*Description of the task*: Without the pictures, repeat the listing character for character.
== == ==
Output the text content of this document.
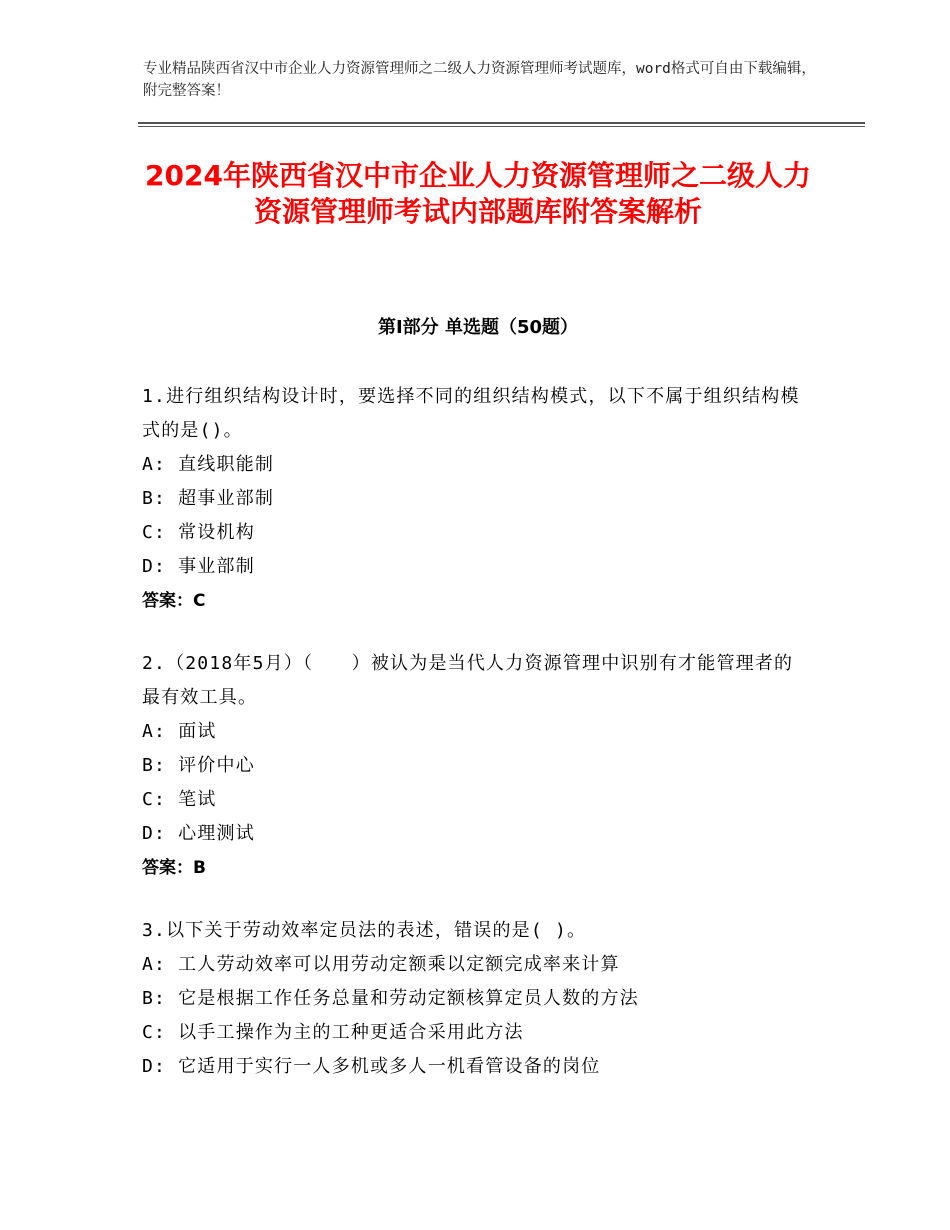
专业精品陕西省汉中市企业人力资源管理师之二级人力资源管理师考试题库，word格式可自由下载编辑，附完整答案！
2024年陕西省汉中市企业人力资源管理师之二级人力资源管理师考试内部题库附答案解析
第Ⅰ部分 单选题（50题）
1.进行组织结构设计时，要选择不同的组织结构模式，以下不属于组织结构模式的是()。
A: 直线职能制
B: 超事业部制
C: 常设机构
D: 事业部制
答案：C
2.（2018年5月）（　　）被认为是当代人力资源管理中识别有才能管理者的最有效工具。
A: 面试
B: 评价中心
C: 笔试
D: 心理测试
答案：B
3.以下关于劳动效率定员法的表述，错误的是( )。
A: 工人劳动效率可以用劳动定额乘以定额完成率来计算
B: 它是根据工作任务总量和劳动定额核算定员人数的方法
C: 以手工操作为主的工种更适合采用此方法
D: 它适用于实行一人多机或多人一机看管设备的岗位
== == ==
*Exercise output*:
Output the text content of this document.
专业精品陕西省汉中市企业人力资源管理师之二级人力资源管理师考试题库，word格式可自由下载编辑，附完整答案！
2024年陕西省汉中市企业人力资源管理师之二级人力资源管理师考试内部题库附答案解析
第Ⅰ部分 单选题（50题）
1.进行组织结构设计时，要选择不同的组织结构模式，以下不属于组织结构模式的是()。
A: 直线职能制
B: 超事业部制
C: 常设机构
D: 事业部制
答案：C
2.（2018年5月）（　　）被认为是当代人力资源管理中识别有才能管理者的最有效工具。
A: 面试
B: 评价中心
C: 笔试
D: 心理测试
答案：B
3.以下关于劳动效率定员法的表述，错误的是( )。
A: 工人劳动效率可以用劳动定额乘以定额完成率来计算
B: 它是根据工作任务总量和劳动定额核算定员人数的方法
C: 以手工操作为主的工种更适合采用此方法
D: 它适用于实行一人多机或多人一机看管设备的岗位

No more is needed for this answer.